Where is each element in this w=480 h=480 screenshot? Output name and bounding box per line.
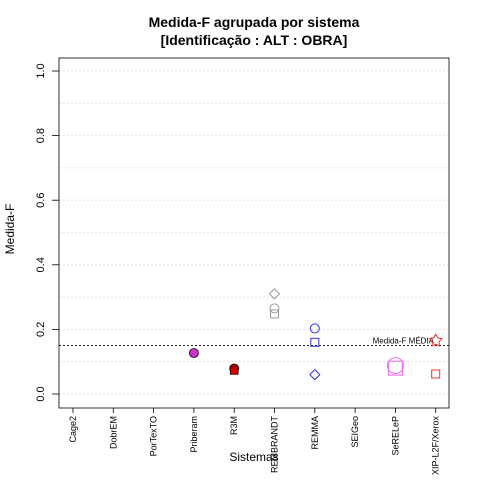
- data-point: [269, 303, 280, 314]
- y-tick-label: 0.8: [35, 128, 47, 143]
- x-tick-label: SeRELeP: [390, 416, 400, 456]
- data-point: [428, 333, 443, 347]
- x-tick-label: REMMA: [310, 416, 320, 450]
- data-point: [386, 357, 404, 375]
- reference-line-label: Medida-F MÉDIA: [373, 337, 435, 346]
- x-tick-label: PorTexTO: [149, 416, 159, 456]
- x-tick-label: XIP-L2F/Xerox: [431, 416, 441, 476]
- y-tick-label: 0.2: [35, 322, 47, 337]
- y-tick-label: 0.6: [35, 193, 47, 208]
- data-points: [188, 288, 443, 381]
- y-tick-label: 0.0: [35, 386, 47, 401]
- data-point: [268, 288, 281, 300]
- x-tick-label: REMBRANDT: [270, 416, 280, 474]
- y-axis: 0.0 0.2 0.4 0.6 0.8 1.0: [35, 63, 59, 402]
- data-point: [188, 348, 199, 358]
- data-point: [270, 309, 279, 319]
- y-axis-label: Medida-F: [3, 204, 17, 255]
- y-tick-label: 0.4: [35, 257, 47, 272]
- reference-line-group: Medida-F MÉDIA: [59, 337, 449, 346]
- data-point: [229, 366, 239, 375]
- chart-subtitle: [Identificação : ALT : OBRA]: [161, 32, 348, 48]
- plot-frame: [58, 57, 450, 409]
- chart-title: Medida-F agrupada por sistema: [149, 14, 360, 30]
- x-tick-label: Priberam: [189, 416, 199, 453]
- data-point: [431, 369, 441, 379]
- x-axis-label: Sistemas: [229, 450, 278, 464]
- data-point: [310, 337, 320, 347]
- data-point: [309, 323, 320, 334]
- x-tick-label: SEIGeo: [350, 416, 360, 448]
- data-point: [309, 368, 321, 381]
- x-axis: Cage2 DobrEM PorTexTO Priberam R3M REMBRANDT R…: [68, 408, 441, 475]
- y-tick-label: 1.0: [35, 63, 47, 78]
- x-tick-label: DobrEM: [108, 416, 118, 449]
- x-tick-label: Cage2: [68, 416, 78, 443]
- x-tick-label: R3M: [229, 416, 239, 435]
- data-point: [387, 360, 403, 376]
- grid-lines: [59, 70, 449, 395]
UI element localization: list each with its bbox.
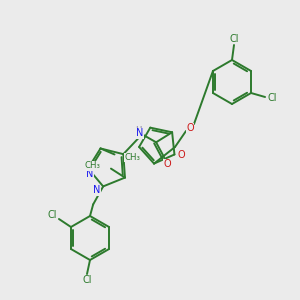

## [Prompt]
Put every line of the items above into a Markdown table with two columns, "No." for the row number and "Text" for the line. Skip blank lines and leave out the pictures.

## [Complete response]
| No. | Text |
|---|---|
| 1 | Where is each element in this w=480 h=480 screenshot? Output name and bounding box per line. |
| 2 | - data-point: [269, 303, 280, 314] |
| 3 | - y-tick-label: 0.8: [35, 128, 47, 143] |
| 4 | - x-tick-label: SeRELeP: [390, 416, 400, 456] |
| 5 | - data-point: [428, 333, 443, 347] |
| 6 | - x-tick-label: REMMA: [310, 416, 320, 450] |
| 7 | - data-point: [386, 357, 404, 375] |
| 8 | - reference-line-label: Medida-F MÉDIA: [373, 337, 435, 346] |
| 9 | - x-tick-label: PorTexTO: [149, 416, 159, 456] |
| 10 | - x-tick-label: XIP-L2F/Xerox: [431, 416, 441, 476] |
| 11 | - y-tick-label: 0.2: [35, 322, 47, 337] |
| 12 | - y-tick-label: 0.6: [35, 193, 47, 208] |
| 13 | - data-points: [188, 288, 443, 381] |
| 14 | - y-tick-label: 0.0: [35, 386, 47, 401] |
| 15 | - data-point: [268, 288, 281, 300] |
| 16 | - x-tick-label: REMBRANDT: [270, 416, 280, 474] |
| 17 | - y-axis: 0.0 0.2 0.4 0.6 0.8 1.0: [35, 63, 59, 402] |
| 18 | - data-point: [188, 348, 199, 358] |
| 19 | - data-point: [270, 309, 279, 319] |
| 20 | - y-axis-label: Medida-F: [3, 204, 17, 255] |
| 21 | - y-tick-label: 0.4: [35, 257, 47, 272] |
| 22 | - reference-line-group: Medida-F MÉDIA: [59, 337, 449, 346] |
| 23 | - data-point: [229, 366, 239, 375] |
| 24 | - chart-subtitle: [Identificação : ALT : OBRA]: [161, 32, 348, 48] |
| 25 | - plot-frame: [58, 57, 450, 409] |
| 26 | - chart-title: Medida-F agrupada por sistema: [149, 14, 360, 30] |
| 27 | - x-tick-label: Priberam: [189, 416, 199, 453] |
| 28 | - data-point: [431, 369, 441, 379] |
| 29 | - x-axis-label: Sistemas: [229, 450, 278, 464] |
| 30 | - data-point: [310, 337, 320, 347] |
| 31 | - data-point: [309, 323, 320, 334] |
| 32 | - x-tick-label: SEIGeo: [350, 416, 360, 448] |
| 33 | - data-point: [309, 368, 321, 381] |
| 34 | - x-axis: Cage2 DobrEM PorTexTO Priberam R3M REMBRANDT R…: [68, 408, 441, 475] |
| 35 | - y-tick-label: 1.0: [35, 63, 47, 78] |
| 36 | - x-tick-label: DobrEM: [108, 416, 118, 449] |
| 37 | - x-tick-label: Cage2: [68, 416, 78, 443] |
| 38 | - x-tick-label: R3M: [229, 416, 239, 435] |
| 39 | - data-point: [387, 360, 403, 376] |
| 40 | - grid-lines: [59, 70, 449, 395] |
| 41 | UI element localization: list each with its bbox. |